The records that follow are to be repeated without alteration.

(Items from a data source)
- - -

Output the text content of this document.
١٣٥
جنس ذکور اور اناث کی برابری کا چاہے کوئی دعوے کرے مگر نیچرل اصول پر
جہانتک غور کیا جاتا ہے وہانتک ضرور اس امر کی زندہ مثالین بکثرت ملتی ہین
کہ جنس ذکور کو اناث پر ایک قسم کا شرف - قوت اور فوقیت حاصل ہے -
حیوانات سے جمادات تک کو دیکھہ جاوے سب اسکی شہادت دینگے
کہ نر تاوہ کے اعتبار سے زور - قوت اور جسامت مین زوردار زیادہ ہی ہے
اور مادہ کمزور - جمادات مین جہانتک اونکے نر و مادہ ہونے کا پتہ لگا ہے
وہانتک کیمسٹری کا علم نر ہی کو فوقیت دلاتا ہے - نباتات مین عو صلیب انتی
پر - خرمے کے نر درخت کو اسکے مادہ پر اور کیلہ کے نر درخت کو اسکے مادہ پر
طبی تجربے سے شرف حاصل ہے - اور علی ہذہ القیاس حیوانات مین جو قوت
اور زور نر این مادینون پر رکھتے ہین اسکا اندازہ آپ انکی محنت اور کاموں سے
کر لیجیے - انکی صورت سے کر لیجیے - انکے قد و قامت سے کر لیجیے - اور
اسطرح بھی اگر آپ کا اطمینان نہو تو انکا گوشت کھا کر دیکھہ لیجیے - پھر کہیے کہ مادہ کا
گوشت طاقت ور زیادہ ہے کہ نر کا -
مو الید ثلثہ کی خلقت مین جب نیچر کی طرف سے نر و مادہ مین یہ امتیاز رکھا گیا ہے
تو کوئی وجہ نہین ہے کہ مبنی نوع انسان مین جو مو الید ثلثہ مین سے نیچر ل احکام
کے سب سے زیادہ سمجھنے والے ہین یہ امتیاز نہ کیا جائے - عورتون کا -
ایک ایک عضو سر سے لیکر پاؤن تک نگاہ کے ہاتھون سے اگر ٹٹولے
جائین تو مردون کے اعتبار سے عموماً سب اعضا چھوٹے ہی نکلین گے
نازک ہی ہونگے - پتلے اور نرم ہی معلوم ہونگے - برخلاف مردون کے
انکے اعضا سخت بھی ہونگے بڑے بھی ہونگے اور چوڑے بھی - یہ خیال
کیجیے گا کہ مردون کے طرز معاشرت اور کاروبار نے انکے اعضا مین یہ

- - -

**CORRECT ANSWER**
Output the text content of this document.
١٣٥
جنس ذکور اور اناث کی برابری کا چاہے کوئی دعوے کرے مگر نیچرل اصول پر
جہانتک غور کیا جاتا ہے وہانتک ضرور اس امر کی زندہ مثالین بکثرت ملتی ہین
کہ جنس ذکور کو اناث پر ایک قسم کا شرف - قوت اور فوقیت حاصل ہے -
حیوانات سے جمادات تک کو دیکھہ جاوے سب اسکی شہادت دینگے
کہ نر تاوہ کے اعتبار سے زور - قوت اور جسامت مین زوردار زیادہ ہی ہے
اور مادہ کمزور - جمادات مین جہانتک اونکے نر و مادہ ہونے کا پتہ لگا ہے
وہانتک کیمسٹری کا علم نر ہی کو فوقیت دلاتا ہے - نباتات مین عو صلیب انتی
پر - خرمے کے نر درخت کو اسکے مادہ پر اور کیلہ کے نر درخت کو اسکے مادہ پر
طبی تجربے سے شرف حاصل ہے - اور علی ہذہ القیاس حیوانات مین جو قوت
اور زور نر این مادینون پر رکھتے ہین اسکا اندازہ آپ انکی محنت اور کاموں سے
کر لیجیے - انکی صورت سے کر لیجیے - انکے قد و قامت سے کر لیجیے - اور
اسطرح بھی اگر آپ کا اطمینان نہو تو انکا گوشت کھا کر دیکھہ لیجیے - پھر کہیے کہ مادہ کا
گوشت طاقت ور زیادہ ہے کہ نر کا -
مو الید ثلثہ کی خلقت مین جب نیچر کی طرف سے نر و مادہ مین یہ امتیاز رکھا گیا ہے
تو کوئی وجہ نہین ہے کہ مبنی نوع انسان مین جو مو الید ثلثہ مین سے نیچر ل احکام
کے سب سے زیادہ سمجھنے والے ہین یہ امتیاز نہ کیا جائے - عورتون کا -
ایک ایک عضو سر سے لیکر پاؤن تک نگاہ کے ہاتھون سے اگر ٹٹولے
جائین تو مردون کے اعتبار سے عموماً سب اعضا چھوٹے ہی نکلین گے
نازک ہی ہونگے - پتلے اور نرم ہی معلوم ہونگے - برخلاف مردون کے
انکے اعضا سخت بھی ہونگے بڑے بھی ہونگے اور چوڑے بھی - یہ خیال
کیجیے گا کہ مردون کے طرز معاشرت اور کاروبار نے انکے اعضا مین یہ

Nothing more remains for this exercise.